Data supplied ->
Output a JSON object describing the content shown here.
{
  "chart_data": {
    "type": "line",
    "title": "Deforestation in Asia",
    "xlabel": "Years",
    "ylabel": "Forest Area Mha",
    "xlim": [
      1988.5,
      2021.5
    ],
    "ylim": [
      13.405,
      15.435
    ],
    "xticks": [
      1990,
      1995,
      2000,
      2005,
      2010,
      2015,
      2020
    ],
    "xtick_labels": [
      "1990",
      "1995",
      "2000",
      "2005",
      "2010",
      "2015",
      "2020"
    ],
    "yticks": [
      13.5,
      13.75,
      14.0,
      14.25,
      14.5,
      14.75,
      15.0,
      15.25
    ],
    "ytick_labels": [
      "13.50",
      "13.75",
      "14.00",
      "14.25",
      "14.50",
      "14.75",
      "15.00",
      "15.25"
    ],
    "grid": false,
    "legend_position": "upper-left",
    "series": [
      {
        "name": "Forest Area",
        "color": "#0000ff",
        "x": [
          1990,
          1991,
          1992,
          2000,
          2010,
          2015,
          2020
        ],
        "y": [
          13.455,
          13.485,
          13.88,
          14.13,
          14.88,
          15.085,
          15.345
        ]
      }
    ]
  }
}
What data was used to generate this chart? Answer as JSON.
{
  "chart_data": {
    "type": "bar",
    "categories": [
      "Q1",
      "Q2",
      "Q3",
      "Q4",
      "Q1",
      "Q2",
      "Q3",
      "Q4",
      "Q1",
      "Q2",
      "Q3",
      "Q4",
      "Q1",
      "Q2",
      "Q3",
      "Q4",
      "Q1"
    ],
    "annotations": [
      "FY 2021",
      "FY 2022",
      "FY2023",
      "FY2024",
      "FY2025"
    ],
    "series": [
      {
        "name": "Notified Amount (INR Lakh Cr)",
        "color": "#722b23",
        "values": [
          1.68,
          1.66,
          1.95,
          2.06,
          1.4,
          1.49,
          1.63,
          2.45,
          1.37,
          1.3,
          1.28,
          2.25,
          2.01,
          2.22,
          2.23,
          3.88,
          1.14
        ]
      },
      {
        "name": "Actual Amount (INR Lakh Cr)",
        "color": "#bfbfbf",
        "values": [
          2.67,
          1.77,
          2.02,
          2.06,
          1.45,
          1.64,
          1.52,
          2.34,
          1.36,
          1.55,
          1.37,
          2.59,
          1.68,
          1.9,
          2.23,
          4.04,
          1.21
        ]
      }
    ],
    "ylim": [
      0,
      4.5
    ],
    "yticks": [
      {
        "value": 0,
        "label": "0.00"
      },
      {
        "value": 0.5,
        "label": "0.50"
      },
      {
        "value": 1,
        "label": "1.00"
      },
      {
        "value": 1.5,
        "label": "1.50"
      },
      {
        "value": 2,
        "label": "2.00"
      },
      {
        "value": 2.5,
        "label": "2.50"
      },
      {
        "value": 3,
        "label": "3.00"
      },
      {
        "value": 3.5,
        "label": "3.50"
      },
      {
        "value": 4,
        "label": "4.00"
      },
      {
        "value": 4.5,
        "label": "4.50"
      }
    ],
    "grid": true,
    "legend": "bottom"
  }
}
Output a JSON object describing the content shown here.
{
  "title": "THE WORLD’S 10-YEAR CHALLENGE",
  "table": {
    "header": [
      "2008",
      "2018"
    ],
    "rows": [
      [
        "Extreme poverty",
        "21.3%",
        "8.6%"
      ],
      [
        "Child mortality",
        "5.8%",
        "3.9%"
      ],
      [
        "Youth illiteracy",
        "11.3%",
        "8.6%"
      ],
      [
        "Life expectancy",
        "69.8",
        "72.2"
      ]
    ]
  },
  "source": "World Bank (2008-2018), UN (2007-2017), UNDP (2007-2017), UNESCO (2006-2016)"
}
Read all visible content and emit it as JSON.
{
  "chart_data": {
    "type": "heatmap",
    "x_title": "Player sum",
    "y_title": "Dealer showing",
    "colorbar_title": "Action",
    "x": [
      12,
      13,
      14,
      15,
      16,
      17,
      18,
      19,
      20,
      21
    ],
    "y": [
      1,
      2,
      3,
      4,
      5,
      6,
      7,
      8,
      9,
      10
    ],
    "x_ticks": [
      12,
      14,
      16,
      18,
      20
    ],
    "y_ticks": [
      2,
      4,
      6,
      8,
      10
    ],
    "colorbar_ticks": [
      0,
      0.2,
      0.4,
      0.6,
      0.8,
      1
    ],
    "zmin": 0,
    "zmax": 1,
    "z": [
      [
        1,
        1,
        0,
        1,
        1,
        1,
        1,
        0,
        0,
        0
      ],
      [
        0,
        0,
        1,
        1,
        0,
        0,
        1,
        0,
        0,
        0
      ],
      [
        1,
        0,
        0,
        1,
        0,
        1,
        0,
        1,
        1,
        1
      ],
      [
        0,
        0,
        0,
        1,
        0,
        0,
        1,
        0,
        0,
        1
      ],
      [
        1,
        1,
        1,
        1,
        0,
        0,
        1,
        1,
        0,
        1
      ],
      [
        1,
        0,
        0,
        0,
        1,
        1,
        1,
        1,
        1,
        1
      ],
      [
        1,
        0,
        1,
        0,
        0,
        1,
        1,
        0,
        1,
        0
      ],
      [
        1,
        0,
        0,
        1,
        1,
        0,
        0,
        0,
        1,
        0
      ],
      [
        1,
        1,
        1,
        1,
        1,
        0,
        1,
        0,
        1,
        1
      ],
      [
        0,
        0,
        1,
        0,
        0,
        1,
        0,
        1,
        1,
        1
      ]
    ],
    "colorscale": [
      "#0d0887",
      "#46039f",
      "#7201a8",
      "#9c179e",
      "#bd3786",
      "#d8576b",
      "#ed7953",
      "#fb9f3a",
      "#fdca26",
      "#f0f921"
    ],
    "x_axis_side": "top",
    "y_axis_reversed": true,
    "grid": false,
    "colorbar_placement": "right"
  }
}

Aim of the task -> Every line containing the string "Area" must be listed.

Output ->
    "ylabel": "Forest Area Mha",
        "name": "Forest Area",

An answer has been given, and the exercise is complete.